What you will do =>
Work out how many lines have "scope" in them. Give only that number.

Data in this exercise =>
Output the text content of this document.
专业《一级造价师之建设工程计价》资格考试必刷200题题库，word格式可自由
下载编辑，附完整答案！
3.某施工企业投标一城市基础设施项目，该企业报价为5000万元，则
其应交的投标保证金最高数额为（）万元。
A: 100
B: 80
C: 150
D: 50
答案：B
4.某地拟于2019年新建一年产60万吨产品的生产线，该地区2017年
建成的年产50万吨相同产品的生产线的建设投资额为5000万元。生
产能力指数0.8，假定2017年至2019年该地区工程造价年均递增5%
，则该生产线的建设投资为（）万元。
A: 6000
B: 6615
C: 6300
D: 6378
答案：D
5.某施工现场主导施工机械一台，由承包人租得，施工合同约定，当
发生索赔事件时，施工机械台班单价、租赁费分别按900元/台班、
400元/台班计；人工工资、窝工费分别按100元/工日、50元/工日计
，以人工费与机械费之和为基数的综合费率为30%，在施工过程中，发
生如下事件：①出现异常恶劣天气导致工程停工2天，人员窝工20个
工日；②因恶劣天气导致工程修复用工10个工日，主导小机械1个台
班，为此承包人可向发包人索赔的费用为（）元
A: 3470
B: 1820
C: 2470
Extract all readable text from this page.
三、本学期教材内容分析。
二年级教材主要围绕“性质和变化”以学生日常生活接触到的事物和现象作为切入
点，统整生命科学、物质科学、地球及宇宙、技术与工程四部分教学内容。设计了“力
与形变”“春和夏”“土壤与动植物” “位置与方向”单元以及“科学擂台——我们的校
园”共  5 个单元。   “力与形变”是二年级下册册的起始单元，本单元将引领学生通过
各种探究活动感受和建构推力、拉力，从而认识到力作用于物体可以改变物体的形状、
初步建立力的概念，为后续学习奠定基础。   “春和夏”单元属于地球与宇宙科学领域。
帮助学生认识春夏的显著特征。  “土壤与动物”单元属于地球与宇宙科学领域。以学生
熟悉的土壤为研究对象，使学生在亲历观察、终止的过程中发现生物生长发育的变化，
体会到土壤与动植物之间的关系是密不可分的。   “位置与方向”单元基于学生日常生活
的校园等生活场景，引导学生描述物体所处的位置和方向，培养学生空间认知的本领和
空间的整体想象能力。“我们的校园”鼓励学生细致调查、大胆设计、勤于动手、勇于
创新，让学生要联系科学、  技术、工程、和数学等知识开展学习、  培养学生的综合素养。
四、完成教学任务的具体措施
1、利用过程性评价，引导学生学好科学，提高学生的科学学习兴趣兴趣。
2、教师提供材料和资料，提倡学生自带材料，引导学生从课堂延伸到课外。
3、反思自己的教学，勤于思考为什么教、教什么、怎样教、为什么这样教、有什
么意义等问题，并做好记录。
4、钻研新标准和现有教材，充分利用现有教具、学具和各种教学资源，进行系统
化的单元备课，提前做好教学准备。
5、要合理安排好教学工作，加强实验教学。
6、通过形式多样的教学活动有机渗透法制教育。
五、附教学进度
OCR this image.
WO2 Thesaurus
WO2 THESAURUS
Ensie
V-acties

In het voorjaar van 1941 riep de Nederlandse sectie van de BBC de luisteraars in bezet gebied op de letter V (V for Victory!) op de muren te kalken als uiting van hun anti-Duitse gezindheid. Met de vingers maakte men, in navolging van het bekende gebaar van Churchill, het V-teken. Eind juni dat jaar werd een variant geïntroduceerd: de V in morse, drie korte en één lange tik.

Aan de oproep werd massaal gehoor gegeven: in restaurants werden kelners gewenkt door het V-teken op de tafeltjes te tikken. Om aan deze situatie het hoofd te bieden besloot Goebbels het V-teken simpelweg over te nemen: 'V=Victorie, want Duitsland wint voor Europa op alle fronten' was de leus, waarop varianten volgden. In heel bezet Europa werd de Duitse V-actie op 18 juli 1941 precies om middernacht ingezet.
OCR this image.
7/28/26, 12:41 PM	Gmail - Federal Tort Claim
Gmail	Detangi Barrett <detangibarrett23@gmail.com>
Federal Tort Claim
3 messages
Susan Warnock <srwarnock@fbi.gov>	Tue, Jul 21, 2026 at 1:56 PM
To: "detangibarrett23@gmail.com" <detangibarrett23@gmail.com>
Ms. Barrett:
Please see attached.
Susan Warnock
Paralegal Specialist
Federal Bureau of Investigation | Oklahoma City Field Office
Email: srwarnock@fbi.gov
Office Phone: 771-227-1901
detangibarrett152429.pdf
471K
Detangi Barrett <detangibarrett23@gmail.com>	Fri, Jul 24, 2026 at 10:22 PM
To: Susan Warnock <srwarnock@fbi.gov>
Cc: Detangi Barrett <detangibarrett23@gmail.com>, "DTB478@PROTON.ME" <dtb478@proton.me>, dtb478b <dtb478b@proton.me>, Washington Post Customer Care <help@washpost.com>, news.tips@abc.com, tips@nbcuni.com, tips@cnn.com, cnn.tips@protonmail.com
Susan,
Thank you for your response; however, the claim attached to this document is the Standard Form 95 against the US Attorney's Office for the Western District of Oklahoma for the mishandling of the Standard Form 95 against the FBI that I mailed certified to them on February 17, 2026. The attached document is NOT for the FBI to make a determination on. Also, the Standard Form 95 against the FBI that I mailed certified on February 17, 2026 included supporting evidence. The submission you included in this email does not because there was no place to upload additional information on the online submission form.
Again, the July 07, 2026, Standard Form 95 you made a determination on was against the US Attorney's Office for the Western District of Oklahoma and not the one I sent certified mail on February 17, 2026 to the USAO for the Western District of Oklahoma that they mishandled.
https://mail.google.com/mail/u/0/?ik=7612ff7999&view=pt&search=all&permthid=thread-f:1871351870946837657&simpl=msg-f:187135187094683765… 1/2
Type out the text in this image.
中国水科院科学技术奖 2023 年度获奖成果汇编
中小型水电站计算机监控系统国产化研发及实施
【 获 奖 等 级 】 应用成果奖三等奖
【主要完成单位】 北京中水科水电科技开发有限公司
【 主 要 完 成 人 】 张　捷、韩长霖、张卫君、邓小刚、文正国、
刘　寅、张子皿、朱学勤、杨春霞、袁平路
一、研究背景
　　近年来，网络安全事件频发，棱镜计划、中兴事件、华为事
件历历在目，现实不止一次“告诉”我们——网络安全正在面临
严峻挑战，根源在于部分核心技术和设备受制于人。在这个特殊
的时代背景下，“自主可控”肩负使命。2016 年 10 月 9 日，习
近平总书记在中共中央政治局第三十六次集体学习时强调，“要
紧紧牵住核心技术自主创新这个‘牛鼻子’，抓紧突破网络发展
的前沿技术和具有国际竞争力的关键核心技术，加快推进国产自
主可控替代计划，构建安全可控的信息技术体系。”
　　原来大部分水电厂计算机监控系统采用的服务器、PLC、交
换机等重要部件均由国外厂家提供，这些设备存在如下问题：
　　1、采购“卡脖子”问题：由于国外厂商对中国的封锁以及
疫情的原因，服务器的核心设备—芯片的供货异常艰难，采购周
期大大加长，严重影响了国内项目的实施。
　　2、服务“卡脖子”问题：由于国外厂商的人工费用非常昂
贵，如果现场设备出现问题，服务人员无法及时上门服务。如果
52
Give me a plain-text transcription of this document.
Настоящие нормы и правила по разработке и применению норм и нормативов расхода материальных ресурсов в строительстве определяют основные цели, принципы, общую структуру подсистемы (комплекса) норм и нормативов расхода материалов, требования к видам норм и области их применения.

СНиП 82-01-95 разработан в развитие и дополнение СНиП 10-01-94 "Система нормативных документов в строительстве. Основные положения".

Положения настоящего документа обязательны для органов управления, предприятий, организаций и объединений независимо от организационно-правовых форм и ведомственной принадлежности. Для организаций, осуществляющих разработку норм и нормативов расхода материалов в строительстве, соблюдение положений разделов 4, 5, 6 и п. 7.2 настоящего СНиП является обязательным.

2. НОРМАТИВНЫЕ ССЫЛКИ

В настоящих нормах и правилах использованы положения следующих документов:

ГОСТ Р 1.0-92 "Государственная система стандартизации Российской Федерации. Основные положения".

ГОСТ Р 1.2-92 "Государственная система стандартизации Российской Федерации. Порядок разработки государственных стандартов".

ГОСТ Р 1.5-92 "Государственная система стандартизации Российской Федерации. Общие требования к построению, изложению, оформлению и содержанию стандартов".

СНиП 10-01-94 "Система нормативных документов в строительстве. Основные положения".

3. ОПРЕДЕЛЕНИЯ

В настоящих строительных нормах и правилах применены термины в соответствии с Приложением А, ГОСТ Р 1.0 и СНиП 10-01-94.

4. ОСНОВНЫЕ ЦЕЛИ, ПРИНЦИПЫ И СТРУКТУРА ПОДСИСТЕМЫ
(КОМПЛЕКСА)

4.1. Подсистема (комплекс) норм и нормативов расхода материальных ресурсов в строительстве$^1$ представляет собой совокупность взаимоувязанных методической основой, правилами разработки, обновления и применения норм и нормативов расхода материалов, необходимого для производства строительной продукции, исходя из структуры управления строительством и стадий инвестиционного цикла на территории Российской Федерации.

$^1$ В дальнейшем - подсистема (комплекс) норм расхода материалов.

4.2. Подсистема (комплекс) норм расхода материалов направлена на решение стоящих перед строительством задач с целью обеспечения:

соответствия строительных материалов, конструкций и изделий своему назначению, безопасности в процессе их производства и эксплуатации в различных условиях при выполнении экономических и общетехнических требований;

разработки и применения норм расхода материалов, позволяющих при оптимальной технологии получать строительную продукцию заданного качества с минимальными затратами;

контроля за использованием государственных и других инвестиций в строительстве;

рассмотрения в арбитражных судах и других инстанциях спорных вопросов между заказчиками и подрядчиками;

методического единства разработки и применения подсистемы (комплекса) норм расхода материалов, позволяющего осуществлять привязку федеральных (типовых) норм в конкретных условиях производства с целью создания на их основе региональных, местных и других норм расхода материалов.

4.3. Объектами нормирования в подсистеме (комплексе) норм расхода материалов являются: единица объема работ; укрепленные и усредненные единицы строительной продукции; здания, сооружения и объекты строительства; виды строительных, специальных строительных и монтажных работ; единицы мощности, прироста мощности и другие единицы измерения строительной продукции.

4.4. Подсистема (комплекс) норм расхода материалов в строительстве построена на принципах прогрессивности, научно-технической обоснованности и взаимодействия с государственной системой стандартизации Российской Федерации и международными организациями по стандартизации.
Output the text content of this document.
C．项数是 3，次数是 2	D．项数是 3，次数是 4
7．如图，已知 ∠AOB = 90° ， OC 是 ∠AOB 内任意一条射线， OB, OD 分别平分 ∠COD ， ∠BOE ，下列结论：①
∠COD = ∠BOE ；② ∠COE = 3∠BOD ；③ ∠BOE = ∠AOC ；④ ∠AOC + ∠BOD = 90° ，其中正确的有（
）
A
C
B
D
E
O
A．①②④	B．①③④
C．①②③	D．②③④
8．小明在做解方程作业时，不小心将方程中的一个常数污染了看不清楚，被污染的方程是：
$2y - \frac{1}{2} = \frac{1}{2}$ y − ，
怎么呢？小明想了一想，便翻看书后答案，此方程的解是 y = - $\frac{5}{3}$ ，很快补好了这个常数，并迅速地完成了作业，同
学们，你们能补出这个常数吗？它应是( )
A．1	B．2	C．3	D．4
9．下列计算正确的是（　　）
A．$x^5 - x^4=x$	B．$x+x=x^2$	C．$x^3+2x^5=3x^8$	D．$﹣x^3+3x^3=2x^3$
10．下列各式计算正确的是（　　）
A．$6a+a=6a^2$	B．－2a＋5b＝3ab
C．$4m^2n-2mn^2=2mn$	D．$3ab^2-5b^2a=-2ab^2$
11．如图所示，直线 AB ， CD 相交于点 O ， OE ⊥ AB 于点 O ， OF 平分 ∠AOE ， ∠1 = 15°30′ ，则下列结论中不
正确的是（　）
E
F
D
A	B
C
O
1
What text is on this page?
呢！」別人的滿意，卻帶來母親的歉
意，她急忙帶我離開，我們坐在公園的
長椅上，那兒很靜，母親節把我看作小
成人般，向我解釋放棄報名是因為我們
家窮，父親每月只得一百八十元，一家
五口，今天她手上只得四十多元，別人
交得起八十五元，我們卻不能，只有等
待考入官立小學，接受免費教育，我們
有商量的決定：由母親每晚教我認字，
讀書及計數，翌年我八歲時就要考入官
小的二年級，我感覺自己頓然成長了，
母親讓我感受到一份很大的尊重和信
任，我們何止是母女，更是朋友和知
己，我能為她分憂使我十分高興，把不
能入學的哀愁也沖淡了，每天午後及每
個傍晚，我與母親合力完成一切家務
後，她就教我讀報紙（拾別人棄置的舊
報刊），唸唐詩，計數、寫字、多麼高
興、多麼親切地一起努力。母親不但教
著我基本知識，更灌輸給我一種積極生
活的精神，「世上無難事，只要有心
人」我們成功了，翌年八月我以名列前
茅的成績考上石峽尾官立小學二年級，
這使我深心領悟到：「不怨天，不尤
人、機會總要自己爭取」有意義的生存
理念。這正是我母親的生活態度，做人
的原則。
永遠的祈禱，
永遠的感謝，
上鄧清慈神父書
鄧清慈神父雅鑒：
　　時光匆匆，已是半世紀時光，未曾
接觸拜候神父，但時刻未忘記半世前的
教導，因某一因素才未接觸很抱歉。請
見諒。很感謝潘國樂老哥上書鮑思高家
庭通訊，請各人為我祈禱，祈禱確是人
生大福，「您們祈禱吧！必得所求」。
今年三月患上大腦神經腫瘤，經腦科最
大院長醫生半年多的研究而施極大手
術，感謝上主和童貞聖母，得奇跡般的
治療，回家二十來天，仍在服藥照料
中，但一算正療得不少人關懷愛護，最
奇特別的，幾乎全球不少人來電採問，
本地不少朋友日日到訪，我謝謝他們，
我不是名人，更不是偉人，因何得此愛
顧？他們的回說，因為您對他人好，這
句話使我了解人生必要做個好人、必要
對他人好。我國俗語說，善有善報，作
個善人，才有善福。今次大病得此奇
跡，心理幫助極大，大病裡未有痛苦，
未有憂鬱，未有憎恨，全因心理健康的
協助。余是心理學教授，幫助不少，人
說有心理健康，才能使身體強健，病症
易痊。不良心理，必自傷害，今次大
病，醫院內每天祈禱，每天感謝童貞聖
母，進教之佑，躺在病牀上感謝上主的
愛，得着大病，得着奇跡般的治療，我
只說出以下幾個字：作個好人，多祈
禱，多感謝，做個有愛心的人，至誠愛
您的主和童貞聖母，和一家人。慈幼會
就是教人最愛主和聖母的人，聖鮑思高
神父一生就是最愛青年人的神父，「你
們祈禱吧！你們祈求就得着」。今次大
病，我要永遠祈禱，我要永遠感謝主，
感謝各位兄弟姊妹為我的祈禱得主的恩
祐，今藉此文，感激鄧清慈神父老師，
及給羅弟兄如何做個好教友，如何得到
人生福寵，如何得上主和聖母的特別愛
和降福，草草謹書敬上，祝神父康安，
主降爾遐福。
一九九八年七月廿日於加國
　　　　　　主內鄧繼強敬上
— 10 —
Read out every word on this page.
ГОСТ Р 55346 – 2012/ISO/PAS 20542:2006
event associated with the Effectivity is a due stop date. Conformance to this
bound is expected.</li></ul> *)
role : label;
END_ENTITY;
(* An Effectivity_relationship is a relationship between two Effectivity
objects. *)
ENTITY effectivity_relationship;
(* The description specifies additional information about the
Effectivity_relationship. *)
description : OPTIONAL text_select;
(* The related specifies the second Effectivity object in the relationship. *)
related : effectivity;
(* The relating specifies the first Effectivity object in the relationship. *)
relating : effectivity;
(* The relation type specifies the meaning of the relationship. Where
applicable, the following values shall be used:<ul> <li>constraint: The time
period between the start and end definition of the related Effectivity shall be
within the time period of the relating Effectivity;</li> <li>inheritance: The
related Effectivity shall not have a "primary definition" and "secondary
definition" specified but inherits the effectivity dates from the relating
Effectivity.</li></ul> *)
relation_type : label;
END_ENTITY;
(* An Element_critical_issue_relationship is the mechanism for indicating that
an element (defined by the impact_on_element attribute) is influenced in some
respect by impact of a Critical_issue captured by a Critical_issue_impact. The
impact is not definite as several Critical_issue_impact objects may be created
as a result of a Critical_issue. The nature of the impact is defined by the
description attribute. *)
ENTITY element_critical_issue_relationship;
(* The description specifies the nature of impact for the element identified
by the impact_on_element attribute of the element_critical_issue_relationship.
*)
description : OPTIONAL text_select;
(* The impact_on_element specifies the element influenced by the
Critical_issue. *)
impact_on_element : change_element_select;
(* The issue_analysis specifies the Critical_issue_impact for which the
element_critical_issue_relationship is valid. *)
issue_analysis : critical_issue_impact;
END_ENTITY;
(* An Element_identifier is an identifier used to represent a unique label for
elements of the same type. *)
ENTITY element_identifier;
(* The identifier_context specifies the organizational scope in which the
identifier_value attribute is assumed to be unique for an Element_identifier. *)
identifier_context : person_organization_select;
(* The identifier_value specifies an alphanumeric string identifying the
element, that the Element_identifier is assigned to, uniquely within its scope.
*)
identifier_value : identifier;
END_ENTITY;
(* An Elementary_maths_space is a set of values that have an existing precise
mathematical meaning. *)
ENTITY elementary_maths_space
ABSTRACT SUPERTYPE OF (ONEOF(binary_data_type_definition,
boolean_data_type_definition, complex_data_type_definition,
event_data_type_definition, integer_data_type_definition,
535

Task output =>
2